╭─ Entries provided

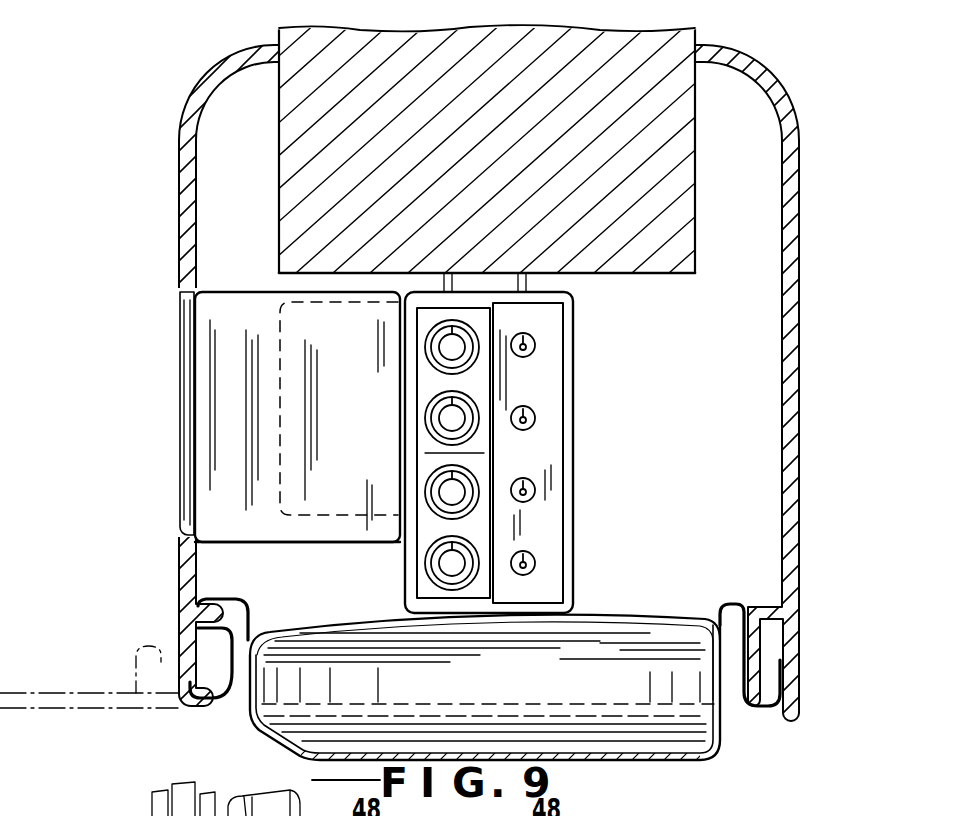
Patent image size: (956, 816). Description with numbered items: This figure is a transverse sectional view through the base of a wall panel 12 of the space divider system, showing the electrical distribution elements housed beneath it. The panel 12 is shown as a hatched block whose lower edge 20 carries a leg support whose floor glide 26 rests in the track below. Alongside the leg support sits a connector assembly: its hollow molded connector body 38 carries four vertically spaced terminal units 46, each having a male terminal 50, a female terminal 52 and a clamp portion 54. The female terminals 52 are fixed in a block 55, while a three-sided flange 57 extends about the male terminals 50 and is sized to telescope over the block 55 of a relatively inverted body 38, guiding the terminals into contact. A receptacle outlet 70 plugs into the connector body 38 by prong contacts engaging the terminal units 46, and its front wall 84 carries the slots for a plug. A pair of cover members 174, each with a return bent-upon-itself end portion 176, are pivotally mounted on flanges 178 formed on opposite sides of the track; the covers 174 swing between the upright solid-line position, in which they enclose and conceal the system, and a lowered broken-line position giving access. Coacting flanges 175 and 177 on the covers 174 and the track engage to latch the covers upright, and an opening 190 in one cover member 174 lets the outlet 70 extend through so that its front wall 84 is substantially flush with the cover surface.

The wall panel 12 is at (302, 117).
The lower edge 20 is at (655, 275).
The floor glide 26 is at (504, 677).
The connector body 38 is at (610, 808).
The terminal unit 46 is at (118, 802).
The male terminal 50 is at (533, 416).
The female terminal 52 is at (426, 412).
The clamp portion 54 is at (224, 798).
The block 55 is at (425, 453).
The three-sided flange 57 is at (564, 450).
The receptacle outlet 70 is at (252, 545).
The front wall 84 is at (178, 388).
The cover member 174 is at (178, 198).
The cover latching flange 175 is at (748, 606).
The return bent-upon-itself end portion 176 is at (768, 708).
The track latching flange 177 is at (715, 650).
The track flange 178 is at (796, 650).
The opening 190 is at (182, 318).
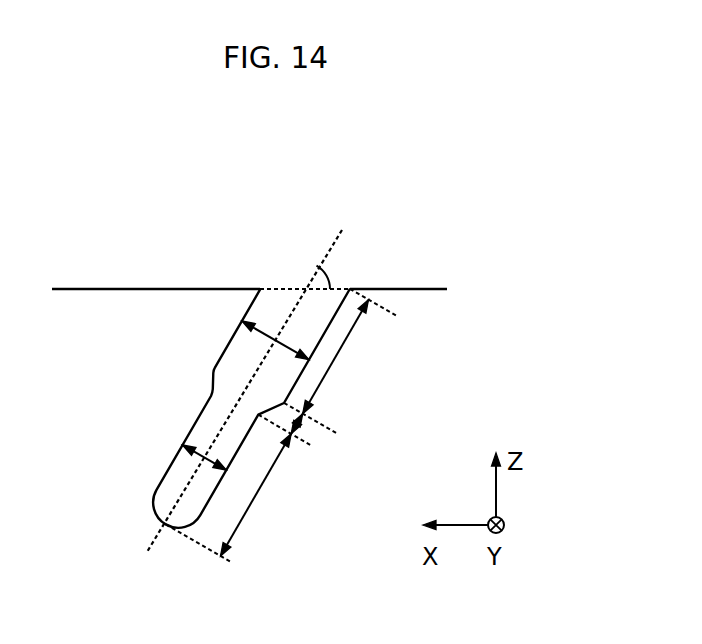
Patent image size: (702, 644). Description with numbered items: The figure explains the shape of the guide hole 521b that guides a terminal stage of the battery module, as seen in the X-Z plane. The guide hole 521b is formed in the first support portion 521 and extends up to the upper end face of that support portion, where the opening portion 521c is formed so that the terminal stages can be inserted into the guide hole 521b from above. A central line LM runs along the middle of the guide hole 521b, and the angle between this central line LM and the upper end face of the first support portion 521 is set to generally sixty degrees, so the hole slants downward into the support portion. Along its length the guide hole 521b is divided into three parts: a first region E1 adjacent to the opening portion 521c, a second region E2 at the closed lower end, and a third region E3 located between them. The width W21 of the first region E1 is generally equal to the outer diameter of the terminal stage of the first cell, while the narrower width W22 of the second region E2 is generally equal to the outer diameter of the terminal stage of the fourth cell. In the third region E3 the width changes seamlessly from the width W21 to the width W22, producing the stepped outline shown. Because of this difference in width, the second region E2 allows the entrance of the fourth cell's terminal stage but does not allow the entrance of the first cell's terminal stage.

The first support portion 521 is at (96, 307).
The guide hole 521b is at (203, 408).
The opening portion 521c is at (270, 284).
The central line LM is at (325, 255).
The width of the first region W21 is at (248, 342).
The width of the second region W22 is at (197, 461).
The first region E1 is at (334, 365).
The second region E2 is at (253, 497).
The third region E3 is at (300, 424).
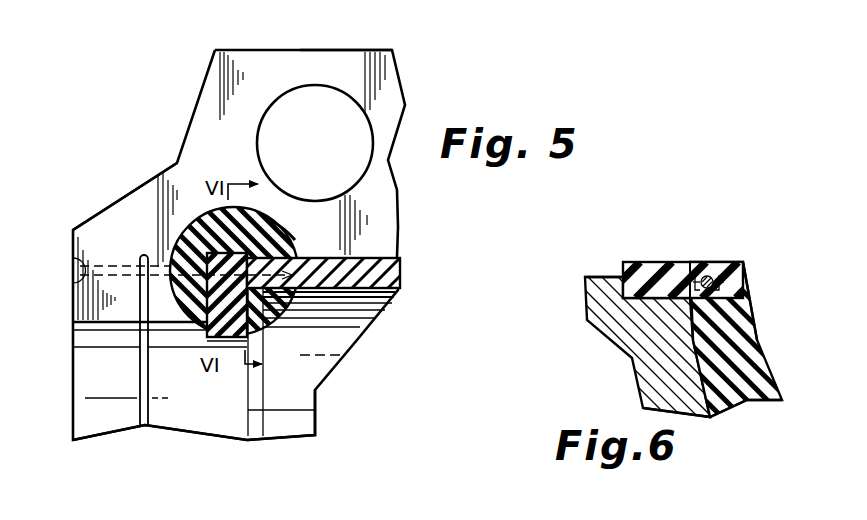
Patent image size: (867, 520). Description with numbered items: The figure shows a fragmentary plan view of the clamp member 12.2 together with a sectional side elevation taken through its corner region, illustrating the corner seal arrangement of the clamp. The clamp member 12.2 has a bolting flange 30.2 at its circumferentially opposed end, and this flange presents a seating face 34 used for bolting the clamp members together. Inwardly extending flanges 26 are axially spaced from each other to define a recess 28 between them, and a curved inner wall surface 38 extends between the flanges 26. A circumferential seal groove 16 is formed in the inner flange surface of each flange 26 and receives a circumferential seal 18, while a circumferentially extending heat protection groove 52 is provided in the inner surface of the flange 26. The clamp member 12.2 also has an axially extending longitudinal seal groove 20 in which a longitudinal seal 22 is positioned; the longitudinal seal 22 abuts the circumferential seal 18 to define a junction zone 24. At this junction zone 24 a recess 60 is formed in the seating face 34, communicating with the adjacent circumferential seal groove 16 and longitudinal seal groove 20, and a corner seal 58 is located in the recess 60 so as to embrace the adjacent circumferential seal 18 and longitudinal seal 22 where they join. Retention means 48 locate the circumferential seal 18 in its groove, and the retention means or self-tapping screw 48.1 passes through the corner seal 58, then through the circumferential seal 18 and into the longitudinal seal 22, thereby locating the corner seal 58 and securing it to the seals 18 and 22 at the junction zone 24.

In FIG. 5, the clamp member 12.2 is at (187, 100).
In FIG. 6, the clamp member 12.2 is at (748, 258).
In FIG. 5, the seating face 34 is at (268, 72).
In FIG. 5, the bolting flange 30.2 is at (337, 50).
In FIG. 5, the corner seal 58 is at (197, 213).
In FIG. 6, the corner seal 58 is at (643, 262).
In FIG. 5, the junction zone 24 is at (172, 216).
In FIG. 5, the retention means 48 is at (76, 286).
In FIG. 5, the heat protection groove 52 is at (145, 345).
In FIG. 5, the inwardly extending flange 26 is at (122, 410).
In FIG. 6, the inwardly extending flange 26 is at (667, 355).
In FIG. 5, the circumferential seal 18 is at (213, 418).
In FIG. 6, the circumferential seal 18 is at (757, 340).
In FIG. 5, the recess 60 is at (295, 238).
In FIG. 6, the recess 60 is at (640, 303).
In FIG. 5, the longitudinal seal 22 is at (365, 262).
In FIG. 6, the longitudinal seal 22 is at (712, 262).
In FIG. 5, the longitudinal seal groove 20 is at (400, 294).
In FIG. 5, the recess 28 is at (340, 327).
In FIG. 5, the inner wall surface 38 is at (322, 363).
In FIG. 5, the circumferential seal groove 16 is at (252, 412).
In FIG. 6, the circumferential seal groove 16 is at (712, 413).
In FIG. 6, the self-tapping screw 48.1 is at (747, 283).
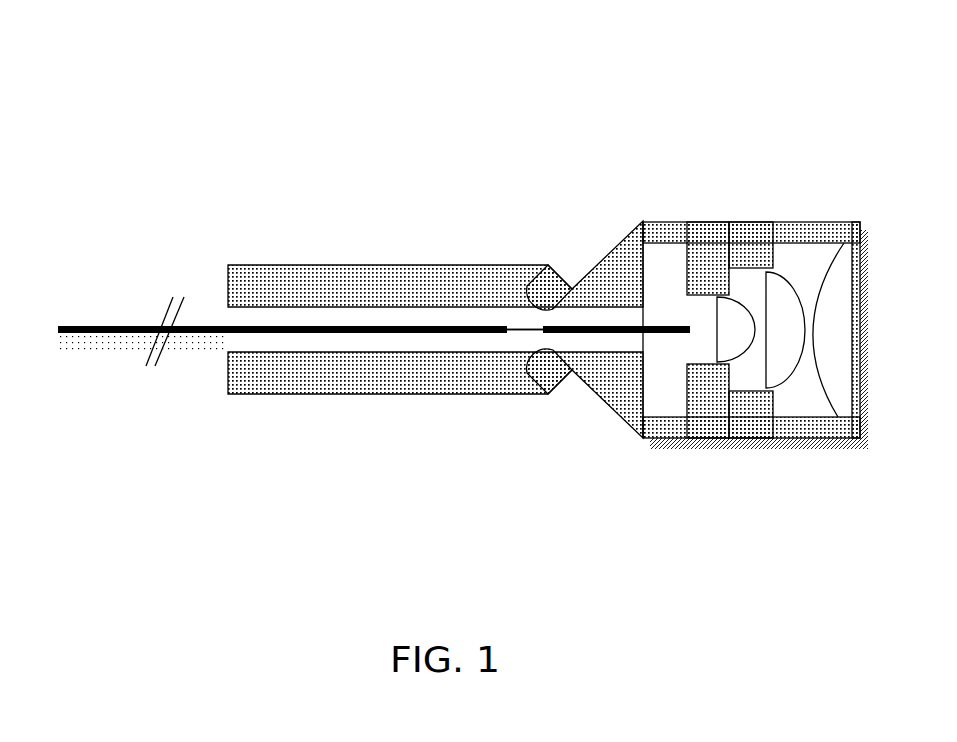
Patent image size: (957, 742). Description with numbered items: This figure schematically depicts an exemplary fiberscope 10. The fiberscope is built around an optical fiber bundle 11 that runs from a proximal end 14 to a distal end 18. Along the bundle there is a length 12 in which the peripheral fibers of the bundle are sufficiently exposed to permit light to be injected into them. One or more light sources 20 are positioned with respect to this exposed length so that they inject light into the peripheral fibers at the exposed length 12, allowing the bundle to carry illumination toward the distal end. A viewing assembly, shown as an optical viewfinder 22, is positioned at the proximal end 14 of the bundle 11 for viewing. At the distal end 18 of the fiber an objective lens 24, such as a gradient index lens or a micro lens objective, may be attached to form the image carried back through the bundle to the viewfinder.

The fiberscope 10 is at (342, 128).
The optical fiber bundle 11 is at (185, 327).
The length 12 is at (518, 352).
The proximal end 14 is at (665, 306).
The distal end 18 is at (124, 292).
The light source 20 is at (584, 256).
The optical viewfinder 22 is at (818, 406).
The objective lens 24 is at (70, 354).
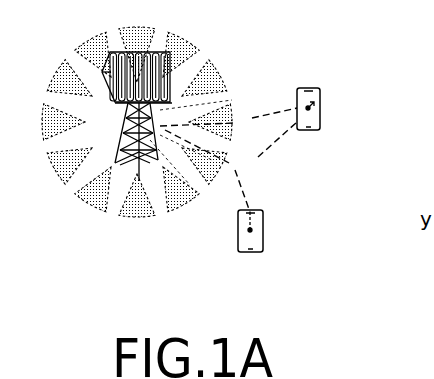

╰─

* [Problem to solve]: Lay out every line of the material above as a Markdown table with the columns Row and Line, numbering the rows in order and leaving out blank lines. Leave the pictures out of the answer.

* [Answer to this problem]:
| Row | Line |
|---|---|
| 1 | Patent image size: (956, 816). Description with numbered items: This figure is a transverse sectional view through the base of a wall panel 12 of the space divider system, showing the electrical distribution elements housed beneath it. The panel 12 is shown as a hatched block whose lower edge 20 carries a leg support whose floor glide 26 rests in the track below. Alongside the leg support sits a connector assembly: its hollow molded connector body 38 carries four vertically spaced terminal units 46, each having a male terminal 50, a female terminal 52 and a clamp portion 54. The female terminals 52 are fixed in a block 55, while a three-sided flange 57 extends about the male terminals 50 and is sized to telescope over the block 55 of a relatively inverted body 38, guiding the terminals into contact. A receptacle outlet 70 plugs into the connector body 38 by prong contacts engaging the terminal units 46, and its front wall 84 carries the slots for a plug. A pair of cover members 174, each with a return bent-upon-itself end portion 176, are pivotally mounted on flanges 178 formed on opposite sides of the track; the covers 174 swing between the upright solid-line position, in which they enclose and conceal the system, and a lowered broken-line position giving access. Coacting flanges 175 and 177 on the covers 174 and the track engage to latch the covers upright, and an opening 190 in one cover member 174 lets the outlet 70 extend through so that its front wall 84 is substantially flush with the cover surface. |
| 2 | The wall panel 12 is at (302, 117). |
| 3 | The lower edge 20 is at (655, 275). |
| 4 | The floor glide 26 is at (504, 677). |
| 5 | The connector body 38 is at (610, 808). |
| 6 | The terminal unit 46 is at (118, 802). |
| 7 | The male terminal 50 is at (533, 416). |
| 8 | The female terminal 52 is at (426, 412). |
| 9 | The clamp portion 54 is at (224, 798). |
| 10 | The block 55 is at (425, 453). |
| 11 | The three-sided flange 57 is at (564, 450). |
| 12 | The receptacle outlet 70 is at (252, 545). |
| 13 | The front wall 84 is at (178, 388). |
| 14 | The cover member 174 is at (178, 198). |
| 15 | The cover latching flange 175 is at (748, 606). |
| 16 | The return bent-upon-itself end portion 176 is at (768, 708). |
| 17 | The track latching flange 177 is at (715, 650). |
| 18 | The track flange 178 is at (796, 650). |
| 19 | The opening 190 is at (182, 318). |
| 20 | Patent image size: (702, 644). Description with numbered items: The figure explains the shape of the guide hole 521b that guides a terminal stage of the battery module, as seen in the X-Z plane. The guide hole 521b is formed in the first support portion 521 and extends up to the upper end face of that support portion, where the opening portion 521c is formed so that the terminal stages can be inserted into the guide hole 521b from above. A central line LM runs along the middle of the guide hole 521b, and the angle between this central line LM and the upper end face of the first support portion 521 is set to generally sixty degrees, so the hole slants downward into the support portion. Along its length the guide hole 521b is divided into three parts: a first region E1 adjacent to the opening portion 521c, a second region E2 at the closed lower end, and a third region E3 located between them. The width W21 of the first region E1 is generally equal to the outer diameter of the terminal stage of the first cell, while the narrower width W22 of the second region E2 is generally equal to the outer diameter of the terminal stage of the fourth cell. In the third region E3 the width changes seamlessly from the width W21 to the width W22, producing the stepped outline shown. Because of this difference in width, the second region E2 allows the entrance of the fourth cell's terminal stage but does not allow the entrance of the first cell's terminal stage. |
| 21 | The first support portion 521 is at (96, 307). |
| 22 | The guide hole 521b is at (203, 408). |
| 23 | The opening portion 521c is at (270, 284). |
| 24 | The central line LM is at (325, 255). |
| 25 | The width of the first region W21 is at (248, 342). |
| 26 | The width of the second region W22 is at (197, 461). |
| 27 | The first region E1 is at (334, 365). |
| 28 | The second region E2 is at (253, 497). |
| 29 | The third region E3 is at (300, 424). |
| 30 | Patent image size: (867, 520). Description with numbered items: The figure shows a fragmentary plan view of the clamp member 12.2 together with a sectional side elevation taken through its corner region, illustrating the corner seal arrangement of the clamp. The clamp member 12.2 has a bolting flange 30.2 at its circumferentially opposed end, and this flange presents a seating face 34 used for bolting the clamp members together. Inwardly extending flanges 26 are axially spaced from each other to define a recess 28 between them, and a curved inner wall surface 38 extends between the flanges 26. A circumferential seal groove 16 is formed in the inner flange surface of each flange 26 and receives a circumferential seal 18, while a circumferentially extending heat protection groove 52 is provided in the inner surface of the flange 26. The clamp member 12.2 also has an axially extending longitudinal seal groove 20 in which a longitudinal seal 22 is positioned; the longitudinal seal 22 abuts the circumferential seal 18 to define a junction zone 24. At this junction zone 24 a recess 60 is formed in the seating face 34, communicating with the adjacent circumferential seal groove 16 and longitudinal seal groove 20, and a corner seal 58 is located in the recess 60 so as to embrace the adjacent circumferential seal 18 and longitudinal seal 22 where they join. Retention means 48 locate the circumferential seal 18 in its groove, and the retention means or self-tapping screw 48.1 passes through the corner seal 58, then through the circumferential seal 18 and into the longitudinal seal 22, thereby locating the corner seal 58 and securing it to the seals 18 and 22 at the junction zone 24. |
| 31 | In FIG. 5, the clamp member 12.2 is at (187, 100). |
| 32 | In FIG. 6, the clamp member 12.2 is at (748, 258). |
| 33 | In FIG. 5, the seating face 34 is at (268, 72). |
| 34 | In FIG. 5, the bolting flange 30.2 is at (337, 50). |
| 35 | In FIG. 5, the corner seal 58 is at (197, 213). |
| 36 | In FIG. 6, the corner seal 58 is at (643, 262). |
| 37 | In FIG. 5, the junction zone 24 is at (172, 216). |
| 38 | In FIG. 5, the retention means 48 is at (76, 286). |
| 39 | In FIG. 5, the heat protection groove 52 is at (145, 345). |
| 40 | In FIG. 5, the inwardly extending flange 26 is at (122, 410). |
| 41 | In FIG. 6, the inwardly extending flange 26 is at (667, 355). |
| 42 | In FIG. 5, the circumferential seal 18 is at (213, 418). |
| 43 | In FIG. 6, the circumferential seal 18 is at (757, 340). |
| 44 | In FIG. 5, the recess 60 is at (295, 238). |
| 45 | In FIG. 6, the recess 60 is at (640, 303). |
| 46 | In FIG. 5, the longitudinal seal 22 is at (365, 262). |
| 47 | In FIG. 6, the longitudinal seal 22 is at (712, 262). |
| 48 | In FIG. 5, the longitudinal seal groove 20 is at (400, 294). |
| 49 | In FIG. 5, the recess 28 is at (340, 327). |
| 50 | In FIG. 5, the inner wall surface 38 is at (322, 363). |
| 51 | In FIG. 5, the circumferential seal groove 16 is at (252, 412). |
| 52 | In FIG. 6, the circumferential seal groove 16 is at (712, 413). |
| 53 | In FIG. 6, the self-tapping screw 48.1 is at (747, 283). |
| 54 | Patent image size: (957, 742). Description with numbered items: This figure schematically depicts an exemplary fiberscope 10. The fiberscope is built around an optical fiber bundle 11 that runs from a proximal end 14 to a distal end 18. Along the bundle there is a length 12 in which the peripheral fibers of the bundle are sufficiently exposed to permit light to be injected into them. One or more light sources 20 are positioned with respect to this exposed length so that they inject light into the peripheral fibers at the exposed length 12, allowing the bundle to carry illumination toward the distal end. A viewing assembly, shown as an optical viewfinder 22, is positioned at the proximal end 14 of the bundle 11 for viewing. At the distal end 18 of the fiber an objective lens 24, such as a gradient index lens or a micro lens objective, may be attached to form the image carried back through the bundle to the viewfinder. |
| 55 | The fiberscope 10 is at (342, 128). |
| 56 | The optical fiber bundle 11 is at (185, 327). |
| 57 | The length 12 is at (518, 352). |
| 58 | The proximal end 14 is at (665, 306). |
| 59 | The distal end 18 is at (124, 292). |
| 60 | The light source 20 is at (584, 256). |
| 61 | The optical viewfinder 22 is at (818, 406). |
| 62 | The objective lens 24 is at (70, 354). |